- **Brief**:
Reproduce the lines starting with the one that contains "Patent image size: (969, 965)." and ending after the one that contains "The channel 130 is at (295, 728).", replacing "isometric view" with "perspective view" and leaving every other part of those lines unchanged.

Data entries
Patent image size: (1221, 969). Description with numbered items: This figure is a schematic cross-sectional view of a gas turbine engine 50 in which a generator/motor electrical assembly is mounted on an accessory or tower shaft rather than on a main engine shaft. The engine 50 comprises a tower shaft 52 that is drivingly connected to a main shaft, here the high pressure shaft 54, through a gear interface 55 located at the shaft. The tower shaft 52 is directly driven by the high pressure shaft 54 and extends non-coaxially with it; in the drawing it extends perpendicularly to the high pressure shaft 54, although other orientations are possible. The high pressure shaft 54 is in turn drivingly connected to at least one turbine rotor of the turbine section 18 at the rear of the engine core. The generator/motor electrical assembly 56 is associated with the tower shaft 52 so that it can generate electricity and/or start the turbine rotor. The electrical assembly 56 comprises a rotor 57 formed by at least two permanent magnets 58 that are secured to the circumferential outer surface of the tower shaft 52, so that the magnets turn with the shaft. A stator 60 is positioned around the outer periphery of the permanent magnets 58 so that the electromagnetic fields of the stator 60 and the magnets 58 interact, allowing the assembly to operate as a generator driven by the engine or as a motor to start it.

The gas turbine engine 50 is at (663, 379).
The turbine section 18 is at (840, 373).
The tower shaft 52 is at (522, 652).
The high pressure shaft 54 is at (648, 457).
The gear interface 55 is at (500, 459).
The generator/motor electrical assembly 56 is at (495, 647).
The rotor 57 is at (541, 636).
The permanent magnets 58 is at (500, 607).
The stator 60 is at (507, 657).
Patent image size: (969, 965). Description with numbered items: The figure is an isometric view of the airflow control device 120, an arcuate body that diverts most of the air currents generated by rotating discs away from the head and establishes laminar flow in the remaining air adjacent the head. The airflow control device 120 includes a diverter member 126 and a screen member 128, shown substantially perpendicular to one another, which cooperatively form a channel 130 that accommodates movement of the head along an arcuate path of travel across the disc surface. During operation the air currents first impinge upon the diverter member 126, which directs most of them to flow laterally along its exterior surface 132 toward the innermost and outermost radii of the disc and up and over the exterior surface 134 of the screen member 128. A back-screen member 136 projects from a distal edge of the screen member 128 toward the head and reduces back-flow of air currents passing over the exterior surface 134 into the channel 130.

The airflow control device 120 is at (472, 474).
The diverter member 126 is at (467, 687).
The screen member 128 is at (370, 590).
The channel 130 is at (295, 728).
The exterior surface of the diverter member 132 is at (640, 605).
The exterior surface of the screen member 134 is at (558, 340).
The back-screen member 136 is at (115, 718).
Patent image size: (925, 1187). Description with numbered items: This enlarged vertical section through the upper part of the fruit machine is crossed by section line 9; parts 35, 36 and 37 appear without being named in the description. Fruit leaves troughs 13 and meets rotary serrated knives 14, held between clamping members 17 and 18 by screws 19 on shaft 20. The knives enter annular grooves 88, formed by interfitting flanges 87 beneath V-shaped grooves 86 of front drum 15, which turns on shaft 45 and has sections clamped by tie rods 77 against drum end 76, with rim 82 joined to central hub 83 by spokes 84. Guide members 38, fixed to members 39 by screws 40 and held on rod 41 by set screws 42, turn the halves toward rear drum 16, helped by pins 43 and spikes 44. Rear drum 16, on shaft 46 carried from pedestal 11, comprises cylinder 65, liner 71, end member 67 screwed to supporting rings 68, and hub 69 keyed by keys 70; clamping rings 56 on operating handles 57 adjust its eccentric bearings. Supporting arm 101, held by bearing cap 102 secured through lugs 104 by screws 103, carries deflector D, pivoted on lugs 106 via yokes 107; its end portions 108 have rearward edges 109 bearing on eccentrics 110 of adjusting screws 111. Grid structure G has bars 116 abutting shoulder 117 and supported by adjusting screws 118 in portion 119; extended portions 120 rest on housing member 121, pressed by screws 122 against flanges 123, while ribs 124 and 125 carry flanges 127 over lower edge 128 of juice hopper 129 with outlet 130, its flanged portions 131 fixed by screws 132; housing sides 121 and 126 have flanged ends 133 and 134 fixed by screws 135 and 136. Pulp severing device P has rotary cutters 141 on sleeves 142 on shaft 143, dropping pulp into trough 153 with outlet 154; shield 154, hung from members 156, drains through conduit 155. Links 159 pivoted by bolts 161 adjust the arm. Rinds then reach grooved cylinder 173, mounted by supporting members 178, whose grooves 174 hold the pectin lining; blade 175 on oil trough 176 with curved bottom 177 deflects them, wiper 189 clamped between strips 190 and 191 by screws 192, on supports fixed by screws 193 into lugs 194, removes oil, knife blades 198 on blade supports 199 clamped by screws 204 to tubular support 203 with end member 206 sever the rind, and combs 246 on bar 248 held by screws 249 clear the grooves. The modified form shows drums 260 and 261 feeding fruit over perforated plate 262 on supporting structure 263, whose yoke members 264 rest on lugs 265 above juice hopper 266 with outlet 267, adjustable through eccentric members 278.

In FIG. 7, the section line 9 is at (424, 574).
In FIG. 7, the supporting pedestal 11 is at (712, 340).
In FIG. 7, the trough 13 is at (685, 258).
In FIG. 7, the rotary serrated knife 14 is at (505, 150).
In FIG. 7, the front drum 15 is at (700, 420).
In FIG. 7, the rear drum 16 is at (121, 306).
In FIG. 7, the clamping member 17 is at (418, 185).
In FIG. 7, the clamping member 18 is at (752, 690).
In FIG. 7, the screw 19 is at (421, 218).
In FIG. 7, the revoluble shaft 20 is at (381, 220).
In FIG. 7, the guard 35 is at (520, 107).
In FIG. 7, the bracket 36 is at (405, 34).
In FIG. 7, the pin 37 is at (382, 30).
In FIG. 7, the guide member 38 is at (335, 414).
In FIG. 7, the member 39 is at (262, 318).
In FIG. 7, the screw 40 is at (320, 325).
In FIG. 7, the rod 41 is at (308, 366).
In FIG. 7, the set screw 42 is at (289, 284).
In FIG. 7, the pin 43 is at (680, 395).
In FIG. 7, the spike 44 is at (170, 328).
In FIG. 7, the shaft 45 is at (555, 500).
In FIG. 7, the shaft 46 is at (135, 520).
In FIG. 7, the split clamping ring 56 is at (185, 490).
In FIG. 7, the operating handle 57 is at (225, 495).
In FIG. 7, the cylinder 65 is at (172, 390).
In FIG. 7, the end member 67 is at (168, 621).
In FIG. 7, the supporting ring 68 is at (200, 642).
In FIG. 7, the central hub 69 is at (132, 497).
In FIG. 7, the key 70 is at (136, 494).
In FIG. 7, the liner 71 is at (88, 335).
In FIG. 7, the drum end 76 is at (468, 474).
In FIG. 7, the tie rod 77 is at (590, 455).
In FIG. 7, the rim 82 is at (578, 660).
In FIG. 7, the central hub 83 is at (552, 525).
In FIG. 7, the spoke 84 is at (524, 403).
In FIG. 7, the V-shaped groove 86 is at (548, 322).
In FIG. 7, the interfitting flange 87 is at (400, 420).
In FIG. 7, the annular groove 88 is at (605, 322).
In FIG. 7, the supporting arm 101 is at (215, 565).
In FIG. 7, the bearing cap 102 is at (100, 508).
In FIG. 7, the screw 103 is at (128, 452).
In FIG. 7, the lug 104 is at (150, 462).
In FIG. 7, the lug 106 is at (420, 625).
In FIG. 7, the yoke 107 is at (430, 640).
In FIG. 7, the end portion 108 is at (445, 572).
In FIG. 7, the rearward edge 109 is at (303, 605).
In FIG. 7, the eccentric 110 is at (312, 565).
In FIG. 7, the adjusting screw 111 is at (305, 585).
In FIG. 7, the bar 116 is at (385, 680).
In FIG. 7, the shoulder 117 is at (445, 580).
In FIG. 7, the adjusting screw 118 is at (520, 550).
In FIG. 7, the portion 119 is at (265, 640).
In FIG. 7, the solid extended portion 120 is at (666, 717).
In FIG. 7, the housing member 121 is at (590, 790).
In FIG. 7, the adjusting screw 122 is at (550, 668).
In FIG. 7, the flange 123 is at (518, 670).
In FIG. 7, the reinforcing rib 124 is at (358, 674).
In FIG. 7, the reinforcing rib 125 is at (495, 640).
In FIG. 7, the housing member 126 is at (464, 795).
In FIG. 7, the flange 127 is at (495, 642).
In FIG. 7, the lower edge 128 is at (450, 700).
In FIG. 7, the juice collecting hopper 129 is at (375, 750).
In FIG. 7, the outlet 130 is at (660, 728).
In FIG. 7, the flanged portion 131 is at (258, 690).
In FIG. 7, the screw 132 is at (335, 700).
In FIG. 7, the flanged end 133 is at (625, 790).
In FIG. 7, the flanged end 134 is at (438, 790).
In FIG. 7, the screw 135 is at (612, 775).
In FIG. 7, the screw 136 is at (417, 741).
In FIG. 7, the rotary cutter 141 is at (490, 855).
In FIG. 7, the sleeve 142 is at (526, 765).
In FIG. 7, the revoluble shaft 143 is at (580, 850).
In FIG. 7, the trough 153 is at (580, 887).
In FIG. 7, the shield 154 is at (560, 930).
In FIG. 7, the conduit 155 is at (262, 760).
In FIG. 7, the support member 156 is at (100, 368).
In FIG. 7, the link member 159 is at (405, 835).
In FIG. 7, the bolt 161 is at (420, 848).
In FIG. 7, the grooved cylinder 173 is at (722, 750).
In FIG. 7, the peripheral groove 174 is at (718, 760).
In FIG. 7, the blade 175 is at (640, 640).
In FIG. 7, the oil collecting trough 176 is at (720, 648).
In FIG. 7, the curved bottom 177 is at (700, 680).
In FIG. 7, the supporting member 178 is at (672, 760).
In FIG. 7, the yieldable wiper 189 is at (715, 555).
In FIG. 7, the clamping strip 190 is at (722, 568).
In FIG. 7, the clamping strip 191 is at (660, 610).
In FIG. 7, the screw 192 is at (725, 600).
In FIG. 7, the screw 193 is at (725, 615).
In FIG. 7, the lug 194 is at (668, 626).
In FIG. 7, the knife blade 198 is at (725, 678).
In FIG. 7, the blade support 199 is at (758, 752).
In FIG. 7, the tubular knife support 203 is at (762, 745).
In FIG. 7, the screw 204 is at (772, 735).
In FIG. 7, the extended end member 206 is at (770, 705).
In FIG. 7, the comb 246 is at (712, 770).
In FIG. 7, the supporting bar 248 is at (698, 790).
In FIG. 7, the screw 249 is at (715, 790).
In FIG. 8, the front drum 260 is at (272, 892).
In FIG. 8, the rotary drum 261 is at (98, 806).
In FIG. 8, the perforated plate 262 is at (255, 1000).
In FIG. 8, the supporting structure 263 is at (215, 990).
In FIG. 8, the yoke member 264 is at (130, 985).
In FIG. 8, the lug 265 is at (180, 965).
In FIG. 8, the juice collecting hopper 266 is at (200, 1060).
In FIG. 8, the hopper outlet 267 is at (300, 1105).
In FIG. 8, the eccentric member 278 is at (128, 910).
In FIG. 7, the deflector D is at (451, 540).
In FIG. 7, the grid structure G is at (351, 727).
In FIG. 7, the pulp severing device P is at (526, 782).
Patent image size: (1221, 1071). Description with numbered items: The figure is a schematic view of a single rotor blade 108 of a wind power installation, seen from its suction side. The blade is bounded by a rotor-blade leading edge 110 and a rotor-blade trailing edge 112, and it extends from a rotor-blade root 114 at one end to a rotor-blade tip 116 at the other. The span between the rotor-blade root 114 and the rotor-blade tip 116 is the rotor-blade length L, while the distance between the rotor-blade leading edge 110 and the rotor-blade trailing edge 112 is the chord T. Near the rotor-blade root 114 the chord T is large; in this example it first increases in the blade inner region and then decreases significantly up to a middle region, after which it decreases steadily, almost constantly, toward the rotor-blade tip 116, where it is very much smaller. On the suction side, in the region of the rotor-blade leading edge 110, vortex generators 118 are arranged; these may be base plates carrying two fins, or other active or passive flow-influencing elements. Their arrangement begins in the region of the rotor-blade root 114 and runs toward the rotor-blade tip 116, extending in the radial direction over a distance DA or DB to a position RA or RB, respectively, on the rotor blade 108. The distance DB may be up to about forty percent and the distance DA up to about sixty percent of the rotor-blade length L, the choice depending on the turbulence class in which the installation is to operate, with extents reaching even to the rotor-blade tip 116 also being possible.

- **Answer to the problem**:
Patent image size: (969, 965). Description with numbered items: The figure is an perspective view of the airflow control device 120, an arcuate body that diverts most of the air currents generated by rotating discs away from the head and establishes laminar flow in the remaining air adjacent the head. The airflow control device 120 includes a diverter member 126 and a screen member 128, shown substantially perpendicular to one another, which cooperatively form a channel 130 that accommodates movement of the head along an arcuate path of travel across the disc surface. During operation the air currents first impinge upon the diverter member 126, which directs most of them to flow laterally along its exterior surface 132 toward the innermost and outermost radii of the disc and up and over the exterior surface 134 of the screen member 128. A back-screen member 136 projects from a distal edge of the screen member 128 toward the head and reduces back-flow of air currents passing over the exterior surface 134 into the channel 130.

The airflow control device 120 is at (472, 474).
The diverter member 126 is at (467, 687).
The screen member 128 is at (370, 590).
The channel 130 is at (295, 728).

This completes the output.